>> Begin EXERCISE MATERIALS

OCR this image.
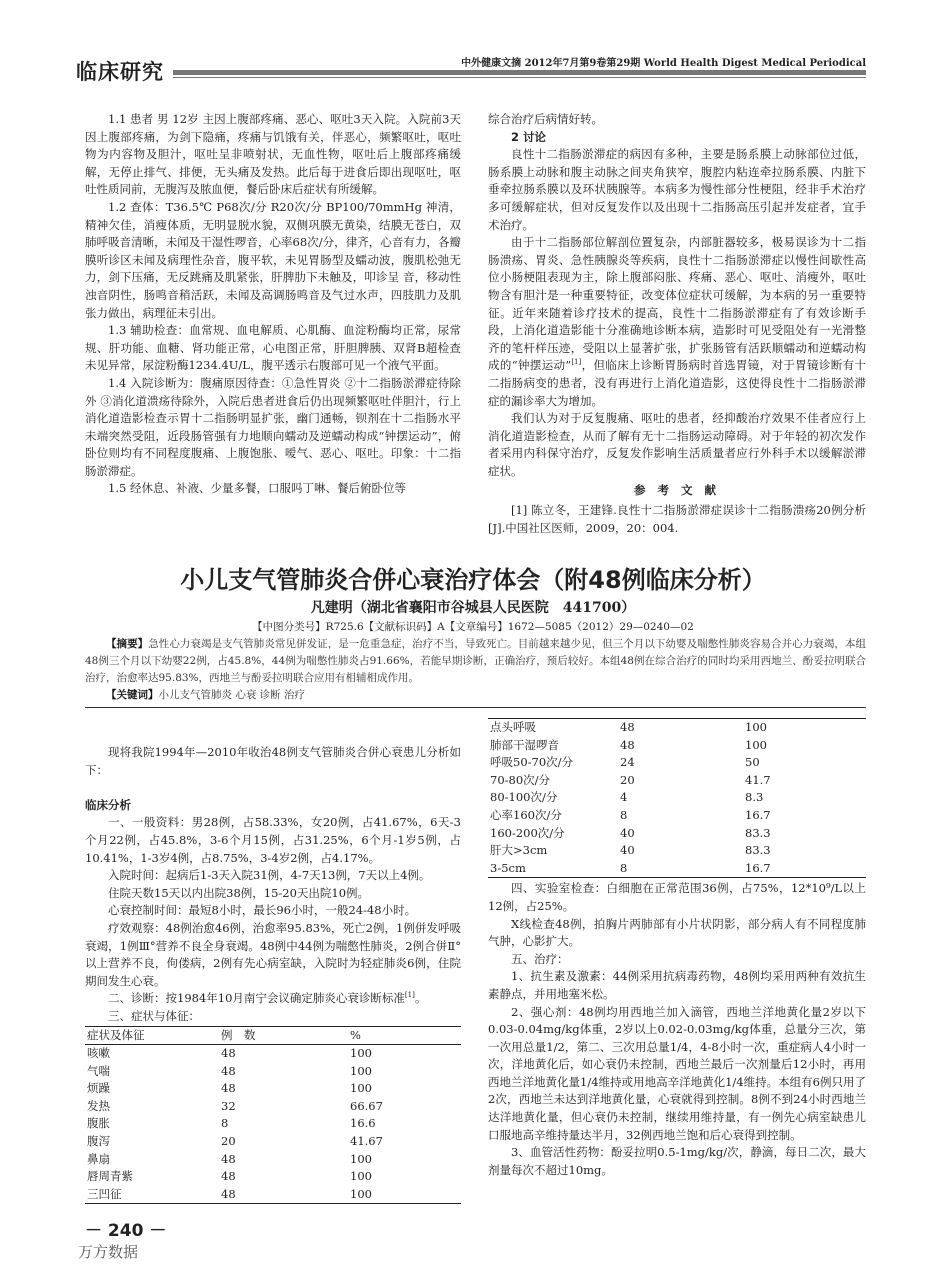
临床研究	中外健康文摘 2012年7月第9卷第29期 World Health Digest Medical Periodical

1.1 患者 男 12岁 主因上腹部疼痛、恶心、呕吐3天入院。入院前3天因上腹部疼痛，为剑下隐痛，疼痛与饥饿有关，伴恶心，频繁呕吐，呕吐物为内容物及胆汁，呕吐呈非喷射状，无血性物，呕吐后上腹部疼痛缓解，无停止排气、排便，无头痛及发热。此后每于进食后即出现呕吐，呕吐性质同前，无腹泻及脓血便，餐后卧床后症状有所缓解。

1.2 查体：T36.5℃ P68次/分 R20次/分 BP100/70mmHg 神清，精神欠佳，消瘦体质，无明显脱水貌，双侧巩膜无黄染，结膜无苍白，双肺呼吸音清晰，未闻及干湿性啰音，心率68次/分，律齐，心音有力，各瓣膜听诊区未闻及病理性杂音，腹平软，未见胃肠型及蠕动波，腹肌松弛无力，剑下压痛，无反跳痛及肌紧张，肝脾肋下未触及，叩诊呈 音，移动性浊音阴性，肠鸣音稍活跃，未闻及高调肠鸣音及气过水声，四肢肌力及肌张力做出，病理征未引出。

1.3 辅助检查：血常规、血电解质、心肌酶、血淀粉酶均正常，尿常规、肝功能、血糖、肾功能正常，心电图正常，肝胆脾胰、双肾B超检查未见异常，尿淀粉酶1234.4U/L，腹平透示右腹部可见一个液气平面。

1.4 入院诊断为：腹痛原因待查：①急性胃炎 ②十二指肠淤滞症待除外 ③消化道溃疡待除外，入院后患者进食后仍出现频繁呕吐伴胆汁，行上消化道造影检查示胃十二指肠明显扩张，幽门通畅，钡剂在十二指肠水平未端突然受阻，近段肠管强有力地顺向蠕动及逆蠕动构成“钟摆运动”，俯卧位则均有不同程度腹痛、上腹饱胀、嗳气、恶心、呕吐。印象：十二指肠淤滞症。

1.5 经休息、补液、少量多餐，口服吗丁啉、餐后俯卧位等

综合治疗后病情好转。

2 讨论

良性十二指肠淤滞症的病因有多种，主要是肠系膜上动脉部位过低，肠系膜上动脉和腹主动脉之间夹角狭窄，腹腔内粘连牵拉肠系膜、内脏下垂牵拉肠系膜以及环状胰腺等。本病多为慢性部分性梗阻，经非手术治疗多可缓解症状，但对反复发作以及出现十二指肠高压引起并发症者，宜手术治疗。

由于十二指肠部位解剖位置复杂，内部脏器较多，极易误诊为十二指肠溃疡、胃炎、急性胰腺炎等疾病，良性十二指肠淤滞症以慢性间歇性高位小肠梗阻表现为主，除上腹部闷胀、疼痛、恶心、呕吐、消瘦外，呕吐物含有胆汁是一种重要特征，改变体位症状可缓解，为本病的另一重要特征。近年来随着诊疗技术的提高，良性十二指肠淤滞症有了有效诊断手段，上消化道造影能十分准确地诊断本病，造影时可见受阻处有一光滑整齐的笔杆样压迹，受阻以上显著扩张，扩张肠管有活跃顺蠕动和逆蠕动构成的“钟摆运动”[1]，但临床上诊断胃肠病时首选胃镜，对于胃镜诊断有十二指肠病变的患者，没有再进行上消化道造影，这使得良性十二指肠淤滞症的漏诊率大为增加。

我们认为对于反复腹痛、呕吐的患者，经抑酸治疗效果不佳者应行上消化道造影检查，从而了解有无十二指肠运动障碍。对于年轻的初次发作者采用内科保守治疗，反复发作影响生活质量者应行外科手术以缓解淤滞症状。

参 考 文 献

[1] 陈立冬，王建锋.良性十二指肠淤滞症误诊十二指肠溃疡20例分析[J].中国社区医师，2009，20：004.

小儿支气管肺炎合併心衰治疗体会（附48例临床分析）
凡建明（湖北省襄阳市谷城县人民医院　441700）
【中图分类号】R725.6【文献标识码】A【文章编号】1672—5085（2012）29—0240—02

【摘要】急性心力衰竭是支气管肺炎常见併发证，是一危重急症，治疗不当，导致死亡。目前越来越少见，但三个月以下幼婴及喘憋性肺炎容易合并心力衰竭，本组48例三个月以下幼婴22例，占45.8%，44例为喘憋性肺炎占91.66%，若能早期诊断，正确治疗，预后较好。本组48例在综合治疗的同时均采用西地兰、酚妥拉明联合治疗，治愈率达95.83%，西地兰与酚妥拉明联合应用有相辅相成作用。

【关键词】小儿支气管肺炎 心衰 诊断 治疗

现将我院1994年—2010年收治48例支气管肺炎合併心衰患儿分析如下：

临床分析

一、一般资料：男28例，占58.33%，女20例，占41.67%，6天-3个月22例，占45.8%，3-6个月15例，占31.25%，6个月-1岁5例，占10.41%，1-3岁4例，占8.75%，3-4岁2例，占4.17%。

入院时间：起病后1-3天入院31例，4-7天13例，7天以上4例。

住院天数15天以内出院38例，15-20天出院10例。

心衰控制时间：最短8小时，最长96小时，一般24-48小时。

疗效观察：48例治愈46例，治愈率95.83%，死亡2例，1例併发呼吸衰竭，1例Ⅲ°营养不良全身衰竭。48例中44例为喘憋性肺炎，2例合併Ⅱ°以上营养不良，佝偻病，2例有先心病室缺，入院时为轻症肺炎6例，住院期间发生心衰。

二、诊断：按1984年10月南宁会议确定肺炎心衰诊断标准[1]。

三、症状与体征：

症状及体征	例　数	%
咳嗽	48	100
气喘	48	100
烦躁	48	100
发热	32	66.67
腹胀	8	16.6
腹泻	20	41.67
鼻扇	48	100
唇周青紫	48	100
三凹征	48	100
点头呼吸	48	100
肺部干湿啰音	48	100
呼吸50-70次/分	24	50
70-80次/分	20	41.7
80-100次/分	4	8.3
心率160次/分	8	16.7
160-200次/分	40	83.3
肝大>3cm	40	83.3
3-5cm	8	16.7

四、实验室检查：白细胞在正常范围36例，占75%，12*10⁹/L以上12例，占25%。

X线检查48例，拍胸片两肺部有小片状阴影，部分病人有不同程度肺气肿，心影扩大。

五、治疗：

1、抗生素及激素：44例采用抗病毒药物，48例均采用两种有效抗生素静点，并用地塞米松。

2、强心剂：48例均用西地兰加入滴管，西地兰洋地黄化量2岁以下0.03-0.04mg/kg体重，2岁以上0.02-0.03mg/kg体重，总量分三次，第一次用总量1/2，第二、三次用总量1/4，4-8小时一次，重症病人4小时一次，洋地黄化后，如心衰仍未控制，西地兰最后一次剂量后12小时，再用西地兰洋地黄化量1/4维持或用地高辛洋地黄化1/4维持。本组有6例只用了2次，西地兰未达到洋地黄化量，心衰就得到控制。8例不到24小时西地兰达洋地黄化量，但心衰仍未控制，继续用维持量，有一例先心病室缺患儿口服地高辛维持量达半月，32例西地兰饱和后心衰得到控制。

3、血管活性药物：酚妥拉明0.5-1mg/kg/次，静滴，每日二次，最大剂量每次不超过10mg。

－ 240 －
万方数据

>> End EXERCISE MATERIALS

**DIRECTION**
Transcribe the listing in full. Omit the pictures and keep every line exact.

**WORKED SOLUTION**
OCR this image.
临床研究	中外健康文摘 2012年7月第9卷第29期 World Health Digest Medical Periodical

1.1 患者 男 12岁 主因上腹部疼痛、恶心、呕吐3天入院。入院前3天因上腹部疼痛，为剑下隐痛，疼痛与饥饿有关，伴恶心，频繁呕吐，呕吐物为内容物及胆汁，呕吐呈非喷射状，无血性物，呕吐后上腹部疼痛缓解，无停止排气、排便，无头痛及发热。此后每于进食后即出现呕吐，呕吐性质同前，无腹泻及脓血便，餐后卧床后症状有所缓解。

1.2 查体：T36.5℃ P68次/分 R20次/分 BP100/70mmHg 神清，精神欠佳，消瘦体质，无明显脱水貌，双侧巩膜无黄染，结膜无苍白，双肺呼吸音清晰，未闻及干湿性啰音，心率68次/分，律齐，心音有力，各瓣膜听诊区未闻及病理性杂音，腹平软，未见胃肠型及蠕动波，腹肌松弛无力，剑下压痛，无反跳痛及肌紧张，肝脾肋下未触及，叩诊呈 音，移动性浊音阴性，肠鸣音稍活跃，未闻及高调肠鸣音及气过水声，四肢肌力及肌张力做出，病理征未引出。

1.3 辅助检查：血常规、血电解质、心肌酶、血淀粉酶均正常，尿常规、肝功能、血糖、肾功能正常，心电图正常，肝胆脾胰、双肾B超检查未见异常，尿淀粉酶1234.4U/L，腹平透示右腹部可见一个液气平面。

1.4 入院诊断为：腹痛原因待查：①急性胃炎 ②十二指肠淤滞症待除外 ③消化道溃疡待除外，入院后患者进食后仍出现频繁呕吐伴胆汁，行上消化道造影检查示胃十二指肠明显扩张，幽门通畅，钡剂在十二指肠水平未端突然受阻，近段肠管强有力地顺向蠕动及逆蠕动构成“钟摆运动”，俯卧位则均有不同程度腹痛、上腹饱胀、嗳气、恶心、呕吐。印象：十二指肠淤滞症。

1.5 经休息、补液、少量多餐，口服吗丁啉、餐后俯卧位等

综合治疗后病情好转。

2 讨论

良性十二指肠淤滞症的病因有多种，主要是肠系膜上动脉部位过低，肠系膜上动脉和腹主动脉之间夹角狭窄，腹腔内粘连牵拉肠系膜、内脏下垂牵拉肠系膜以及环状胰腺等。本病多为慢性部分性梗阻，经非手术治疗多可缓解症状，但对反复发作以及出现十二指肠高压引起并发症者，宜手术治疗。

由于十二指肠部位解剖位置复杂，内部脏器较多，极易误诊为十二指肠溃疡、胃炎、急性胰腺炎等疾病，良性十二指肠淤滞症以慢性间歇性高位小肠梗阻表现为主，除上腹部闷胀、疼痛、恶心、呕吐、消瘦外，呕吐物含有胆汁是一种重要特征，改变体位症状可缓解，为本病的另一重要特征。近年来随着诊疗技术的提高，良性十二指肠淤滞症有了有效诊断手段，上消化道造影能十分准确地诊断本病，造影时可见受阻处有一光滑整齐的笔杆样压迹，受阻以上显著扩张，扩张肠管有活跃顺蠕动和逆蠕动构成的“钟摆运动”[1]，但临床上诊断胃肠病时首选胃镜，对于胃镜诊断有十二指肠病变的患者，没有再进行上消化道造影，这使得良性十二指肠淤滞症的漏诊率大为增加。

我们认为对于反复腹痛、呕吐的患者，经抑酸治疗效果不佳者应行上消化道造影检查，从而了解有无十二指肠运动障碍。对于年轻的初次发作者采用内科保守治疗，反复发作影响生活质量者应行外科手术以缓解淤滞症状。

参 考 文 献

[1] 陈立冬，王建锋.良性十二指肠淤滞症误诊十二指肠溃疡20例分析[J].中国社区医师，2009，20：004.

小儿支气管肺炎合併心衰治疗体会（附48例临床分析）
凡建明（湖北省襄阳市谷城县人民医院　441700）
【中图分类号】R725.6【文献标识码】A【文章编号】1672—5085（2012）29—0240—02

【摘要】急性心力衰竭是支气管肺炎常见併发证，是一危重急症，治疗不当，导致死亡。目前越来越少见，但三个月以下幼婴及喘憋性肺炎容易合并心力衰竭，本组48例三个月以下幼婴22例，占45.8%，44例为喘憋性肺炎占91.66%，若能早期诊断，正确治疗，预后较好。本组48例在综合治疗的同时均采用西地兰、酚妥拉明联合治疗，治愈率达95.83%，西地兰与酚妥拉明联合应用有相辅相成作用。

【关键词】小儿支气管肺炎 心衰 诊断 治疗

现将我院1994年—2010年收治48例支气管肺炎合併心衰患儿分析如下：

临床分析

一、一般资料：男28例，占58.33%，女20例，占41.67%，6天-3个月22例，占45.8%，3-6个月15例，占31.25%，6个月-1岁5例，占10.41%，1-3岁4例，占8.75%，3-4岁2例，占4.17%。

入院时间：起病后1-3天入院31例，4-7天13例，7天以上4例。

住院天数15天以内出院38例，15-20天出院10例。

心衰控制时间：最短8小时，最长96小时，一般24-48小时。

疗效观察：48例治愈46例，治愈率95.83%，死亡2例，1例併发呼吸衰竭，1例Ⅲ°营养不良全身衰竭。48例中44例为喘憋性肺炎，2例合併Ⅱ°以上营养不良，佝偻病，2例有先心病室缺，入院时为轻症肺炎6例，住院期间发生心衰。

二、诊断：按1984年10月南宁会议确定肺炎心衰诊断标准[1]。

三、症状与体征：

症状及体征	例　数	%
咳嗽	48	100
气喘	48	100
烦躁	48	100
发热	32	66.67
腹胀	8	16.6
腹泻	20	41.67
鼻扇	48	100
唇周青紫	48	100
三凹征	48	100
点头呼吸	48	100
肺部干湿啰音	48	100
呼吸50-70次/分	24	50
70-80次/分	20	41.7
80-100次/分	4	8.3
心率160次/分	8	16.7
160-200次/分	40	83.3
肝大>3cm	40	83.3
3-5cm	8	16.7

四、实验室检查：白细胞在正常范围36例，占75%，12*10⁹/L以上12例，占25%。

X线检查48例，拍胸片两肺部有小片状阴影，部分病人有不同程度肺气肿，心影扩大。

五、治疗：

1、抗生素及激素：44例采用抗病毒药物，48例均采用两种有效抗生素静点，并用地塞米松。

2、强心剂：48例均用西地兰加入滴管，西地兰洋地黄化量2岁以下0.03-0.04mg/kg体重，2岁以上0.02-0.03mg/kg体重，总量分三次，第一次用总量1/2，第二、三次用总量1/4，4-8小时一次，重症病人4小时一次，洋地黄化后，如心衰仍未控制，西地兰最后一次剂量后12小时，再用西地兰洋地黄化量1/4维持或用地高辛洋地黄化1/4维持。本组有6例只用了2次，西地兰未达到洋地黄化量，心衰就得到控制。8例不到24小时西地兰达洋地黄化量，但心衰仍未控制，继续用维持量，有一例先心病室缺患儿口服地高辛维持量达半月，32例西地兰饱和后心衰得到控制。

3、血管活性药物：酚妥拉明0.5-1mg/kg/次，静滴，每日二次，最大剂量每次不超过10mg。

－ 240 －
万方数据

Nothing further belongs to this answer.